Given task » Please copy the items from the start through the line that contains "point-immigrants-haiti (92, 484, 111, 503)", replacing "y-tick-label" with "left-tick-label" and leaving everything else unchanged.

____ Excerpted data

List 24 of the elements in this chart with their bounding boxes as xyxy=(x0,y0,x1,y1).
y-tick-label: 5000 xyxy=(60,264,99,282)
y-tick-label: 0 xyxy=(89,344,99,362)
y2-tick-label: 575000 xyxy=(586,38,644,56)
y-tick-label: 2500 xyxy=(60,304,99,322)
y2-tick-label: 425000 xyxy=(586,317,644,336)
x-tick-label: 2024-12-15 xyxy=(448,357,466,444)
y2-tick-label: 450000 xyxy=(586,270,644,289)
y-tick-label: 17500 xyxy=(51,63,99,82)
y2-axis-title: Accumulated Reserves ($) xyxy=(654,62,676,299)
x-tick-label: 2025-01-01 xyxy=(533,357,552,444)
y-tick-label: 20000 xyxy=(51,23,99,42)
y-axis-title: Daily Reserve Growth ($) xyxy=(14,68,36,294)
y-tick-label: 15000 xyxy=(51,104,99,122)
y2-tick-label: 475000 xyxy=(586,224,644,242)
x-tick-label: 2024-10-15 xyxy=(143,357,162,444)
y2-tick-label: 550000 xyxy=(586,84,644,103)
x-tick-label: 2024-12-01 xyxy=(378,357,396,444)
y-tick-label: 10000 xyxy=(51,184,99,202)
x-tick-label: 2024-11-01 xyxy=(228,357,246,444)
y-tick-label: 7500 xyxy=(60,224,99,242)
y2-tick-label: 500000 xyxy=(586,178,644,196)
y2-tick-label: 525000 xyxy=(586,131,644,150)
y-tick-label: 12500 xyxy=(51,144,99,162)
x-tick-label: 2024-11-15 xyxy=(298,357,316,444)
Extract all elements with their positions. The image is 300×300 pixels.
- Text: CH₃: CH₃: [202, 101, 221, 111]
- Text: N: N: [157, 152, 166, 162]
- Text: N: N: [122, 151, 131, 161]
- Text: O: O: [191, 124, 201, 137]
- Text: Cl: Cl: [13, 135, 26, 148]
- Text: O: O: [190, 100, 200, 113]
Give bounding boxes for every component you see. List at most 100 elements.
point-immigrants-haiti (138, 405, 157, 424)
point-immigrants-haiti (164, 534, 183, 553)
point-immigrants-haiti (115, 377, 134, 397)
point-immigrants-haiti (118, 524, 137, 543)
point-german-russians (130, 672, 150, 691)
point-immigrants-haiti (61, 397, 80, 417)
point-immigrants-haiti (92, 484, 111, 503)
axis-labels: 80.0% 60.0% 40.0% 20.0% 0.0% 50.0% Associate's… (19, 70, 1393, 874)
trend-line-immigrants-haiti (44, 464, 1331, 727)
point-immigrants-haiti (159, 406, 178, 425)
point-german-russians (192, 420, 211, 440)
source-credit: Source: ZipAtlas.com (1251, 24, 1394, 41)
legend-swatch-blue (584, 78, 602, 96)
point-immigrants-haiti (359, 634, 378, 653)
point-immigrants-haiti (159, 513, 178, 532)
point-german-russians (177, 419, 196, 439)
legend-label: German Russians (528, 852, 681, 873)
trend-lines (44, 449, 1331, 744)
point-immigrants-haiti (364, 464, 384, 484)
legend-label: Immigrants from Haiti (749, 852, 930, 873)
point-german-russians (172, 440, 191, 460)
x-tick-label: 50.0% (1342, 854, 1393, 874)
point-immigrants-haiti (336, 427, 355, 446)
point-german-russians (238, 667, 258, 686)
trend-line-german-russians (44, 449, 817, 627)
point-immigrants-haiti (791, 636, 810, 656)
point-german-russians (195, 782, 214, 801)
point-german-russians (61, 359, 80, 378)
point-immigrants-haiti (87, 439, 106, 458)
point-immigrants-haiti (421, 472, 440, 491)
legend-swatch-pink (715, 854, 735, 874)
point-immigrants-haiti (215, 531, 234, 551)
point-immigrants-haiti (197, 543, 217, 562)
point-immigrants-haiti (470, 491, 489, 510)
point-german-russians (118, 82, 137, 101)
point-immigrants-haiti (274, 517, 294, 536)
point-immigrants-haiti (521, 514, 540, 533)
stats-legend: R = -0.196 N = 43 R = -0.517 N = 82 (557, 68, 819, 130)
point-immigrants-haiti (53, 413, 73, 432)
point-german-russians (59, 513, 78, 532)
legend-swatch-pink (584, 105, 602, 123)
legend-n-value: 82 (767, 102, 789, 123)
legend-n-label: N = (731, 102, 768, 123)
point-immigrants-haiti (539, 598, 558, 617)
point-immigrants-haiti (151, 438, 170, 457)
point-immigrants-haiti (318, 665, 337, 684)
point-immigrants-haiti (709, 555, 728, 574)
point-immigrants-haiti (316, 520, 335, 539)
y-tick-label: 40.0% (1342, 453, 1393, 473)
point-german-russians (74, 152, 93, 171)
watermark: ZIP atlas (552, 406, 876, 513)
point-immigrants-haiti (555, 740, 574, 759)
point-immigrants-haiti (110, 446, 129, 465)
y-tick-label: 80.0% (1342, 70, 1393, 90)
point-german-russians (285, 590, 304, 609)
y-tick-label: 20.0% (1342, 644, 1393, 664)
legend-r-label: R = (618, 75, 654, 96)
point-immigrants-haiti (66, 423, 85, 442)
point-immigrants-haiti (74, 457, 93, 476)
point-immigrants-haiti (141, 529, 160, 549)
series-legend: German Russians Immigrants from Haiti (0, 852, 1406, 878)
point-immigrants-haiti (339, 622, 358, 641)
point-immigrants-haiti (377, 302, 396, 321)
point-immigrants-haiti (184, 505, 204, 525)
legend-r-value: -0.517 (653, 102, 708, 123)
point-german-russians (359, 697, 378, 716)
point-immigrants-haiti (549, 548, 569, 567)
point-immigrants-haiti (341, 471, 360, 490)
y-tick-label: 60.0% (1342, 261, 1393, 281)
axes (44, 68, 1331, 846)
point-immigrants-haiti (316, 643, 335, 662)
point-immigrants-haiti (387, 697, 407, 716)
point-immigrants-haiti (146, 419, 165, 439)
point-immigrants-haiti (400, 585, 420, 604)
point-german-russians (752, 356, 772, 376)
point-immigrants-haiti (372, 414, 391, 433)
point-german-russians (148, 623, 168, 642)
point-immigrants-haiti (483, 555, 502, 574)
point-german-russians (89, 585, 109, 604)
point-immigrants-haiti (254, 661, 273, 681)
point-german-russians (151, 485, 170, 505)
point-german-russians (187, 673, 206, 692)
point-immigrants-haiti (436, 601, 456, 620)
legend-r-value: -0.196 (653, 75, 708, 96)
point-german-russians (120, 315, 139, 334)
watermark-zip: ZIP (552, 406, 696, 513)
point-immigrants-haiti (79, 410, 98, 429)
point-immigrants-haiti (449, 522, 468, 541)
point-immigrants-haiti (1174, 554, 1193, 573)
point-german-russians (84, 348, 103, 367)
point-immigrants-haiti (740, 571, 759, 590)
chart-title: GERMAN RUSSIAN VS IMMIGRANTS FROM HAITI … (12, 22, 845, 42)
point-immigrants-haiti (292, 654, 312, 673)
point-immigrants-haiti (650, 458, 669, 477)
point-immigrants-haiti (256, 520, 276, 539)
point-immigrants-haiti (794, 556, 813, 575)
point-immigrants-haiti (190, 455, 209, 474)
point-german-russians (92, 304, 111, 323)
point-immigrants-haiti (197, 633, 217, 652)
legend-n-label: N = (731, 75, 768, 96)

________

Completed exercise »
List 24 of the elements in this chart with their bounding boxes as xyxy=(x0,y0,x1,y1).
left-tick-label: 5000 xyxy=(60,264,99,282)
left-tick-label: 0 xyxy=(89,344,99,362)
y2-tick-label: 575000 xyxy=(586,38,644,56)
left-tick-label: 2500 xyxy=(60,304,99,322)
y2-tick-label: 425000 xyxy=(586,317,644,336)
x-tick-label: 2024-12-15 xyxy=(448,357,466,444)
y2-tick-label: 450000 xyxy=(586,270,644,289)
left-tick-label: 17500 xyxy=(51,63,99,82)
y2-axis-title: Accumulated Reserves ($) xyxy=(654,62,676,299)
x-tick-label: 2025-01-01 xyxy=(533,357,552,444)
left-tick-label: 20000 xyxy=(51,23,99,42)
y-axis-title: Daily Reserve Growth ($) xyxy=(14,68,36,294)
left-tick-label: 15000 xyxy=(51,104,99,122)
y2-tick-label: 475000 xyxy=(586,224,644,242)
x-tick-label: 2024-10-15 xyxy=(143,357,162,444)
y2-tick-label: 550000 xyxy=(586,84,644,103)
x-tick-label: 2024-12-01 xyxy=(378,357,396,444)
left-tick-label: 10000 xyxy=(51,184,99,202)
x-tick-label: 2024-11-01 xyxy=(228,357,246,444)
left-tick-label: 7500 xyxy=(60,224,99,242)
y2-tick-label: 500000 xyxy=(586,178,644,196)
y2-tick-label: 525000 xyxy=(586,131,644,150)
left-tick-label: 12500 xyxy=(51,144,99,162)
x-tick-label: 2024-11-15 xyxy=(298,357,316,444)
Extract all elements with their positions. The image is 300×300 pixels.
- Text: CH₃: CH₃: [202, 101, 221, 111]
- Text: N: N: [157, 152, 166, 162]
- Text: N: N: [122, 151, 131, 161]
- Text: O: O: [191, 124, 201, 137]
- Text: Cl: Cl: [13, 135, 26, 148]
- Text: O: O: [190, 100, 200, 113]
Give bounding boxes for every component you see. List at most 100 elements.
point-immigrants-haiti (138, 405, 157, 424)
point-immigrants-haiti (164, 534, 183, 553)
point-immigrants-haiti (115, 377, 134, 397)
point-immigrants-haiti (118, 524, 137, 543)
point-german-russians (130, 672, 150, 691)
point-immigrants-haiti (61, 397, 80, 417)
point-immigrants-haiti (92, 484, 111, 503)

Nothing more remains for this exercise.